Dataset rows about figures
— BEGIN —

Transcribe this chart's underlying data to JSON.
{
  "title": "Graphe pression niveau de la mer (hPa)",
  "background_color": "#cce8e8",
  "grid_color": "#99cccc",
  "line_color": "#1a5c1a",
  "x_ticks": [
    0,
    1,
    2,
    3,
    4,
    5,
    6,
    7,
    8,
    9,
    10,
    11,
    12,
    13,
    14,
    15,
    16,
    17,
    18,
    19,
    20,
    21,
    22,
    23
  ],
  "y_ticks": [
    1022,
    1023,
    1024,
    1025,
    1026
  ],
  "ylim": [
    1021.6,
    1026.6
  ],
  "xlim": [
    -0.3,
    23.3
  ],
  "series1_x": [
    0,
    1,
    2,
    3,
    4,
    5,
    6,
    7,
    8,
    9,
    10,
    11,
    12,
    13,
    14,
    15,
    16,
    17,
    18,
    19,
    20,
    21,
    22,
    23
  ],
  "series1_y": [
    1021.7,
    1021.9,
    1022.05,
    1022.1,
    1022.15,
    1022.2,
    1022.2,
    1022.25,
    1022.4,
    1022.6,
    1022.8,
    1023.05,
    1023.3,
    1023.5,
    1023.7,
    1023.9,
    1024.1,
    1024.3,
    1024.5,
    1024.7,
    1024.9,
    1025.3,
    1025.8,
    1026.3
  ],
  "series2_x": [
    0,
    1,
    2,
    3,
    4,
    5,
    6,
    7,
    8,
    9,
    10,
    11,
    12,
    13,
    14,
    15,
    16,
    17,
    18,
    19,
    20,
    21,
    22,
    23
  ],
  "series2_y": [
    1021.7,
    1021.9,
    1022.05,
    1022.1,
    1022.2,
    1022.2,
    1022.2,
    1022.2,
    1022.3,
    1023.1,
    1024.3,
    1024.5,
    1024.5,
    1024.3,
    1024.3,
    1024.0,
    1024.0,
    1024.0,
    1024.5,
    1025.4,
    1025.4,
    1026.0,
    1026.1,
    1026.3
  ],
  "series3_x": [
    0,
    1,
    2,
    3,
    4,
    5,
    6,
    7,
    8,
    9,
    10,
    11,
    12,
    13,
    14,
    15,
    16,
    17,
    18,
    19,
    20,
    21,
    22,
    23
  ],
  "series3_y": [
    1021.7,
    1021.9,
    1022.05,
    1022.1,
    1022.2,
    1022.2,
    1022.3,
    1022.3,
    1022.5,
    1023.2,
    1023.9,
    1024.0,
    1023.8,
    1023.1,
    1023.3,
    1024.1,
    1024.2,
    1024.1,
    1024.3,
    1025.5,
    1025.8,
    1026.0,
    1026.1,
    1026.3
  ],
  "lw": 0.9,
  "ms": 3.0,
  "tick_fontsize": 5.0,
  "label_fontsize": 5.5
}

— END —

■ TASK PROMPT: Return each entry from the material above exactly as it appears.

■ ANSWER IN FULL:
Transcribe this chart's underlying data to JSON.
{
  "title": "Graphe pression niveau de la mer (hPa)",
  "background_color": "#cce8e8",
  "grid_color": "#99cccc",
  "line_color": "#1a5c1a",
  "x_ticks": [
    0,
    1,
    2,
    3,
    4,
    5,
    6,
    7,
    8,
    9,
    10,
    11,
    12,
    13,
    14,
    15,
    16,
    17,
    18,
    19,
    20,
    21,
    22,
    23
  ],
  "y_ticks": [
    1022,
    1023,
    1024,
    1025,
    1026
  ],
  "ylim": [
    1021.6,
    1026.6
  ],
  "xlim": [
    -0.3,
    23.3
  ],
  "series1_x": [
    0,
    1,
    2,
    3,
    4,
    5,
    6,
    7,
    8,
    9,
    10,
    11,
    12,
    13,
    14,
    15,
    16,
    17,
    18,
    19,
    20,
    21,
    22,
    23
  ],
  "series1_y": [
    1021.7,
    1021.9,
    1022.05,
    1022.1,
    1022.15,
    1022.2,
    1022.2,
    1022.25,
    1022.4,
    1022.6,
    1022.8,
    1023.05,
    1023.3,
    1023.5,
    1023.7,
    1023.9,
    1024.1,
    1024.3,
    1024.5,
    1024.7,
    1024.9,
    1025.3,
    1025.8,
    1026.3
  ],
  "series2_x": [
    0,
    1,
    2,
    3,
    4,
    5,
    6,
    7,
    8,
    9,
    10,
    11,
    12,
    13,
    14,
    15,
    16,
    17,
    18,
    19,
    20,
    21,
    22,
    23
  ],
  "series2_y": [
    1021.7,
    1021.9,
    1022.05,
    1022.1,
    1022.2,
    1022.2,
    1022.2,
    1022.2,
    1022.3,
    1023.1,
    1024.3,
    1024.5,
    1024.5,
    1024.3,
    1024.3,
    1024.0,
    1024.0,
    1024.0,
    1024.5,
    1025.4,
    1025.4,
    1026.0,
    1026.1,
    1026.3
  ],
  "series3_x": [
    0,
    1,
    2,
    3,
    4,
    5,
    6,
    7,
    8,
    9,
    10,
    11,
    12,
    13,
    14,
    15,
    16,
    17,
    18,
    19,
    20,
    21,
    22,
    23
  ],
  "series3_y": [
    1021.7,
    1021.9,
    1022.05,
    1022.1,
    1022.2,
    1022.2,
    1022.3,
    1022.3,
    1022.5,
    1023.2,
    1023.9,
    1024.0,
    1023.8,
    1023.1,
    1023.3,
    1024.1,
    1024.2,
    1024.1,
    1024.3,
    1025.5,
    1025.8,
    1026.0,
    1026.1,
    1026.3
  ],
  "lw": 0.9,
  "ms": 3.0,
  "tick_fontsize": 5.0,
  "label_fontsize": 5.5
}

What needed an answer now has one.